* **DESCRIPTION OF THE TASK**:
Write out every single entry exactly.

Stored data entries:
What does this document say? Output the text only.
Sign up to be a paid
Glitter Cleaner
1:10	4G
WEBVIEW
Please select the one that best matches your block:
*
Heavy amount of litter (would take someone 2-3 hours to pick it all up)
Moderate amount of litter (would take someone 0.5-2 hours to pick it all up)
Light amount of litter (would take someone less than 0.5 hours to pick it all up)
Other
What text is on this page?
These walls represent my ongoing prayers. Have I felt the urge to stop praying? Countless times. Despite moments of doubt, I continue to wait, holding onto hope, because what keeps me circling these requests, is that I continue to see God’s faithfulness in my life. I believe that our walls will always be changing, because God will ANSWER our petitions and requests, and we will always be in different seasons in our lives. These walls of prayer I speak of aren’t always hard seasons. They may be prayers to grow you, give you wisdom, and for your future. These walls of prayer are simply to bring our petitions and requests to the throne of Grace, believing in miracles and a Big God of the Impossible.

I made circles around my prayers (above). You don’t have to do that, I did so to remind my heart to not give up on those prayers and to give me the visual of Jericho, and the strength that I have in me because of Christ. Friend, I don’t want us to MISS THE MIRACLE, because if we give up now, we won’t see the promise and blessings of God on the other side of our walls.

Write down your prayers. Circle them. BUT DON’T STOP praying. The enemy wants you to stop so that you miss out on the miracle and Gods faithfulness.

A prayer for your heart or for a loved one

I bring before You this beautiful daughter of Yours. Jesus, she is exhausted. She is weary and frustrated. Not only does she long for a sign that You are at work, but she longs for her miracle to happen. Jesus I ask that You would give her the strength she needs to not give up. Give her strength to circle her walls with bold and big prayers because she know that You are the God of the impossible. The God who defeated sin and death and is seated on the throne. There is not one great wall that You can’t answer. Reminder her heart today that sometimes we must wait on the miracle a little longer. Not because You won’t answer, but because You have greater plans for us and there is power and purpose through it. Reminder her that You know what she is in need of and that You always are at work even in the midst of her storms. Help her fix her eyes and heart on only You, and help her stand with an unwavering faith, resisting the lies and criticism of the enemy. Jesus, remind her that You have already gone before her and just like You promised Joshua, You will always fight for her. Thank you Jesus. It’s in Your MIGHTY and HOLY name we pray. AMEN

* **THE SOLUTION**:
What does this document say? Output the text only.
Sign up to be a paid
Glitter Cleaner
1:10	4G
WEBVIEW
Please select the one that best matches your block:
*
Heavy amount of litter (would take someone 2-3 hours to pick it all up)
Moderate amount of litter (would take someone 0.5-2 hours to pick it all up)
Light amount of litter (would take someone less than 0.5 hours to pick it all up)
Other
What text is on this page?
These walls represent my ongoing prayers. Have I felt the urge to stop praying? Countless times. Despite moments of doubt, I continue to wait, holding onto hope, because what keeps me circling these requests, is that I continue to see God’s faithfulness in my life. I believe that our walls will always be changing, because God will ANSWER our petitions and requests, and we will always be in different seasons in our lives. These walls of prayer I speak of aren’t always hard seasons. They may be prayers to grow you, give you wisdom, and for your future. These walls of prayer are simply to bring our petitions and requests to the throne of Grace, believing in miracles and a Big God of the Impossible.

I made circles around my prayers (above). You don’t have to do that, I did so to remind my heart to not give up on those prayers and to give me the visual of Jericho, and the strength that I have in me because of Christ. Friend, I don’t want us to MISS THE MIRACLE, because if we give up now, we won’t see the promise and blessings of God on the other side of our walls.

Write down your prayers. Circle them. BUT DON’T STOP praying. The enemy wants you to stop so that you miss out on the miracle and Gods faithfulness.

A prayer for your heart or for a loved one

I bring before You this beautiful daughter of Yours. Jesus, she is exhausted. She is weary and frustrated. Not only does she long for a sign that You are at work, but she longs for her miracle to happen. Jesus I ask that You would give her the strength she needs to not give up. Give her strength to circle her walls with bold and big prayers because she know that You are the God of the impossible. The God who defeated sin and death and is seated on the throne. There is not one great wall that You can’t answer. Reminder her heart today that sometimes we must wait on the miracle a little longer. Not because You won’t answer, but because You have greater plans for us and there is power and purpose through it. Reminder her that You know what she is in need of and that You always are at work even in the midst of her storms. Help her fix her eyes and heart on only You, and help her stand with an unwavering faith, resisting the lies and criticism of the enemy. Jesus, remind her that You have already gone before her and just like You promised Joshua, You will always fight for her. Thank you Jesus. It’s in Your MIGHTY and HOLY name we pray. AMEN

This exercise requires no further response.